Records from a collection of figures
━━━━━━━━━━━━━━━━━━━━

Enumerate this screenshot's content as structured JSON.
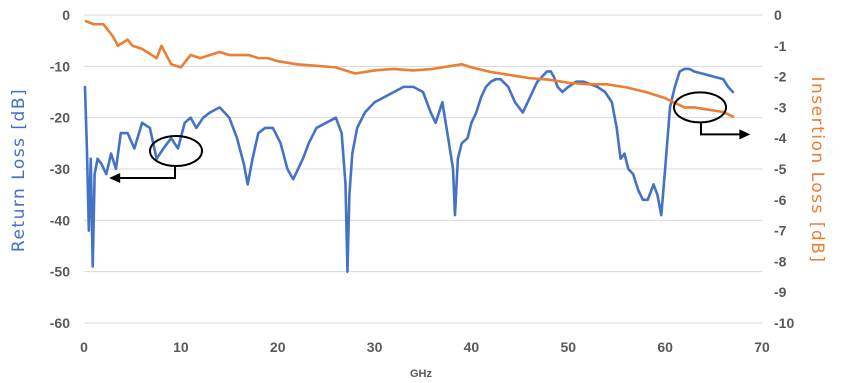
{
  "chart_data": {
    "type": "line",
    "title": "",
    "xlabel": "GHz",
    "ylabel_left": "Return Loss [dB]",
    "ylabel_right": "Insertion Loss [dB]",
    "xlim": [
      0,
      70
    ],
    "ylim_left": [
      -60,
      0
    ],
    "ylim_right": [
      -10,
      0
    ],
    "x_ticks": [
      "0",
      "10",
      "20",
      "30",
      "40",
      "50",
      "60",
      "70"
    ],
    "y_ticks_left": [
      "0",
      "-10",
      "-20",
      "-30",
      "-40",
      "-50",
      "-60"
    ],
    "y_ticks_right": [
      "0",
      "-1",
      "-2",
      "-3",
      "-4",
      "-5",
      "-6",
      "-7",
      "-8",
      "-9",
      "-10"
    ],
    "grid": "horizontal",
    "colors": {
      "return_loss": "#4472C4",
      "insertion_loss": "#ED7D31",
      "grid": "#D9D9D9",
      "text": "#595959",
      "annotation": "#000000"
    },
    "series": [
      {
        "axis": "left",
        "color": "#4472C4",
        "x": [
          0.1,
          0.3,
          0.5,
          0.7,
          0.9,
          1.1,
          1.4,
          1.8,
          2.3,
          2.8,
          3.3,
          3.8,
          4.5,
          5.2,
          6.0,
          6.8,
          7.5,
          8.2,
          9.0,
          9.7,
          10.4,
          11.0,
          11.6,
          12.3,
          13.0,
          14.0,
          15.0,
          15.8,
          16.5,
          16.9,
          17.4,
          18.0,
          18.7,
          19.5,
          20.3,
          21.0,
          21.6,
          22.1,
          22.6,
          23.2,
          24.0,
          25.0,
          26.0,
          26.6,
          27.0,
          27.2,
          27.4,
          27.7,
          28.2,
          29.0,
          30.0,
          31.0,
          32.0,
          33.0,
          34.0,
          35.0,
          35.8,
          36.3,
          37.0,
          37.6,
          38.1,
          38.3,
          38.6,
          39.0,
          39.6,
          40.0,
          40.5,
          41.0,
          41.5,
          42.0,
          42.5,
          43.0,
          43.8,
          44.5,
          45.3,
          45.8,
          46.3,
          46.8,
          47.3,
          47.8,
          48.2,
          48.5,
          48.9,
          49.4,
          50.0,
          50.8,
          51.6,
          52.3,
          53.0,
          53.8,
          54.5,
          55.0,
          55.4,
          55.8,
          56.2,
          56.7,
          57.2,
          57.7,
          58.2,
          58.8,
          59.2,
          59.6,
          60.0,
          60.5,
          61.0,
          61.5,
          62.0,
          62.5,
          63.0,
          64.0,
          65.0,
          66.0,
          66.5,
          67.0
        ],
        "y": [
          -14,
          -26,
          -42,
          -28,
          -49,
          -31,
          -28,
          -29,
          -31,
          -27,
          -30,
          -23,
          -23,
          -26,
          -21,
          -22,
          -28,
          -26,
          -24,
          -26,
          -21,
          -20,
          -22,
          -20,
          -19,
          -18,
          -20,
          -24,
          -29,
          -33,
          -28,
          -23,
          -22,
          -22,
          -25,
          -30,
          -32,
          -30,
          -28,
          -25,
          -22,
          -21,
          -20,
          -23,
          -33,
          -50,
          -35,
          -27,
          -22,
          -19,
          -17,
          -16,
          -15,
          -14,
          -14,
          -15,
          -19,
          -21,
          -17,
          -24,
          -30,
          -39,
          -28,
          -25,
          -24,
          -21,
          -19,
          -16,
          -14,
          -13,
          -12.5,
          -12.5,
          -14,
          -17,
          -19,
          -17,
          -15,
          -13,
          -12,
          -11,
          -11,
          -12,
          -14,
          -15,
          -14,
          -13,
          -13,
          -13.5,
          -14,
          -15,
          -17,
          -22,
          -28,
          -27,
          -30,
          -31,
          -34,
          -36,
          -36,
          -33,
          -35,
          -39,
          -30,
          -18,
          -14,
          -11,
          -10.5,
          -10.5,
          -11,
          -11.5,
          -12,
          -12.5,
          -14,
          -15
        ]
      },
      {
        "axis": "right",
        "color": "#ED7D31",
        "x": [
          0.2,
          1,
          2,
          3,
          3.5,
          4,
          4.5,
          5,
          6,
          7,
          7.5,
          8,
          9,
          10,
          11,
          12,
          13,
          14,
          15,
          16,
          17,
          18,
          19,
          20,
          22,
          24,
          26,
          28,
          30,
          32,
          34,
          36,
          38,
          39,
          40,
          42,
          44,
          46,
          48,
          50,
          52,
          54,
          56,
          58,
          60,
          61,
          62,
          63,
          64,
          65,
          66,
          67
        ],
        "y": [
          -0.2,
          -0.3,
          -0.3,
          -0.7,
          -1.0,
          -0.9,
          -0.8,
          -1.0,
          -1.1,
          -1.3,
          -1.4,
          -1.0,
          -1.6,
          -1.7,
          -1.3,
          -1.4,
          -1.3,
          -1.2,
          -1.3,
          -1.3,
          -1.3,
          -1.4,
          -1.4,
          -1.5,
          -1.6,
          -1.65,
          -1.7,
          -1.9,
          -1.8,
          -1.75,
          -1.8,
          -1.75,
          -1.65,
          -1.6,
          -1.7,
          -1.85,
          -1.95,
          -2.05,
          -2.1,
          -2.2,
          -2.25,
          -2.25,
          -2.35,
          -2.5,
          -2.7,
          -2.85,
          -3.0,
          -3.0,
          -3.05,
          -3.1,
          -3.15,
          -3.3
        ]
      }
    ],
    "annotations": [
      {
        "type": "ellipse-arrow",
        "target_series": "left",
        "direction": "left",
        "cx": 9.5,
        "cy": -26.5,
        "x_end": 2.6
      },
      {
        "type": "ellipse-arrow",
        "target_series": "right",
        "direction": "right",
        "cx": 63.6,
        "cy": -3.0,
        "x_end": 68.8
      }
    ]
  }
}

━━━━━━━━━━━━━━━━━━━━

> **TASK**: Each line in the records above should be reproduced exactly; images are not copied.

> **SOLUTION TO THIS EXERCISE**:
Enumerate this screenshot's content as structured JSON.
{
  "chart_data": {
    "type": "line",
    "title": "",
    "xlabel": "GHz",
    "ylabel_left": "Return Loss [dB]",
    "ylabel_right": "Insertion Loss [dB]",
    "xlim": [
      0,
      70
    ],
    "ylim_left": [
      -60,
      0
    ],
    "ylim_right": [
      -10,
      0
    ],
    "x_ticks": [
      "0",
      "10",
      "20",
      "30",
      "40",
      "50",
      "60",
      "70"
    ],
    "y_ticks_left": [
      "0",
      "-10",
      "-20",
      "-30",
      "-40",
      "-50",
      "-60"
    ],
    "y_ticks_right": [
      "0",
      "-1",
      "-2",
      "-3",
      "-4",
      "-5",
      "-6",
      "-7",
      "-8",
      "-9",
      "-10"
    ],
    "grid": "horizontal",
    "colors": {
      "return_loss": "#4472C4",
      "insertion_loss": "#ED7D31",
      "grid": "#D9D9D9",
      "text": "#595959",
      "annotation": "#000000"
    },
    "series": [
      {
        "axis": "left",
        "color": "#4472C4",
        "x": [
          0.1,
          0.3,
          0.5,
          0.7,
          0.9,
          1.1,
          1.4,
          1.8,
          2.3,
          2.8,
          3.3,
          3.8,
          4.5,
          5.2,
          6.0,
          6.8,
          7.5,
          8.2,
          9.0,
          9.7,
          10.4,
          11.0,
          11.6,
          12.3,
          13.0,
          14.0,
          15.0,
          15.8,
          16.5,
          16.9,
          17.4,
          18.0,
          18.7,
          19.5,
          20.3,
          21.0,
          21.6,
          22.1,
          22.6,
          23.2,
          24.0,
          25.0,
          26.0,
          26.6,
          27.0,
          27.2,
          27.4,
          27.7,
          28.2,
          29.0,
          30.0,
          31.0,
          32.0,
          33.0,
          34.0,
          35.0,
          35.8,
          36.3,
          37.0,
          37.6,
          38.1,
          38.3,
          38.6,
          39.0,
          39.6,
          40.0,
          40.5,
          41.0,
          41.5,
          42.0,
          42.5,
          43.0,
          43.8,
          44.5,
          45.3,
          45.8,
          46.3,
          46.8,
          47.3,
          47.8,
          48.2,
          48.5,
          48.9,
          49.4,
          50.0,
          50.8,
          51.6,
          52.3,
          53.0,
          53.8,
          54.5,
          55.0,
          55.4,
          55.8,
          56.2,
          56.7,
          57.2,
          57.7,
          58.2,
          58.8,
          59.2,
          59.6,
          60.0,
          60.5,
          61.0,
          61.5,
          62.0,
          62.5,
          63.0,
          64.0,
          65.0,
          66.0,
          66.5,
          67.0
        ],
        "y": [
          -14,
          -26,
          -42,
          -28,
          -49,
          -31,
          -28,
          -29,
          -31,
          -27,
          -30,
          -23,
          -23,
          -26,
          -21,
          -22,
          -28,
          -26,
          -24,
          -26,
          -21,
          -20,
          -22,
          -20,
          -19,
          -18,
          -20,
          -24,
          -29,
          -33,
          -28,
          -23,
          -22,
          -22,
          -25,
          -30,
          -32,
          -30,
          -28,
          -25,
          -22,
          -21,
          -20,
          -23,
          -33,
          -50,
          -35,
          -27,
          -22,
          -19,
          -17,
          -16,
          -15,
          -14,
          -14,
          -15,
          -19,
          -21,
          -17,
          -24,
          -30,
          -39,
          -28,
          -25,
          -24,
          -21,
          -19,
          -16,
          -14,
          -13,
          -12.5,
          -12.5,
          -14,
          -17,
          -19,
          -17,
          -15,
          -13,
          -12,
          -11,
          -11,
          -12,
          -14,
          -15,
          -14,
          -13,
          -13,
          -13.5,
          -14,
          -15,
          -17,
          -22,
          -28,
          -27,
          -30,
          -31,
          -34,
          -36,
          -36,
          -33,
          -35,
          -39,
          -30,
          -18,
          -14,
          -11,
          -10.5,
          -10.5,
          -11,
          -11.5,
          -12,
          -12.5,
          -14,
          -15
        ]
      },
      {
        "axis": "right",
        "color": "#ED7D31",
        "x": [
          0.2,
          1,
          2,
          3,
          3.5,
          4,
          4.5,
          5,
          6,
          7,
          7.5,
          8,
          9,
          10,
          11,
          12,
          13,
          14,
          15,
          16,
          17,
          18,
          19,
          20,
          22,
          24,
          26,
          28,
          30,
          32,
          34,
          36,
          38,
          39,
          40,
          42,
          44,
          46,
          48,
          50,
          52,
          54,
          56,
          58,
          60,
          61,
          62,
          63,
          64,
          65,
          66,
          67
        ],
        "y": [
          -0.2,
          -0.3,
          -0.3,
          -0.7,
          -1.0,
          -0.9,
          -0.8,
          -1.0,
          -1.1,
          -1.3,
          -1.4,
          -1.0,
          -1.6,
          -1.7,
          -1.3,
          -1.4,
          -1.3,
          -1.2,
          -1.3,
          -1.3,
          -1.3,
          -1.4,
          -1.4,
          -1.5,
          -1.6,
          -1.65,
          -1.7,
          -1.9,
          -1.8,
          -1.75,
          -1.8,
          -1.75,
          -1.65,
          -1.6,
          -1.7,
          -1.85,
          -1.95,
          -2.05,
          -2.1,
          -2.2,
          -2.25,
          -2.25,
          -2.35,
          -2.5,
          -2.7,
          -2.85,
          -3.0,
          -3.0,
          -3.05,
          -3.1,
          -3.15,
          -3.3
        ]
      }
    ],
    "annotations": [
      {
        "type": "ellipse-arrow",
        "target_series": "left",
        "direction": "left",
        "cx": 9.5,
        "cy": -26.5,
        "x_end": 2.6
      },
      {
        "type": "ellipse-arrow",
        "target_series": "right",
        "direction": "right",
        "cx": 63.6,
        "cy": -3.0,
        "x_end": 68.8
      }
    ]
  }
}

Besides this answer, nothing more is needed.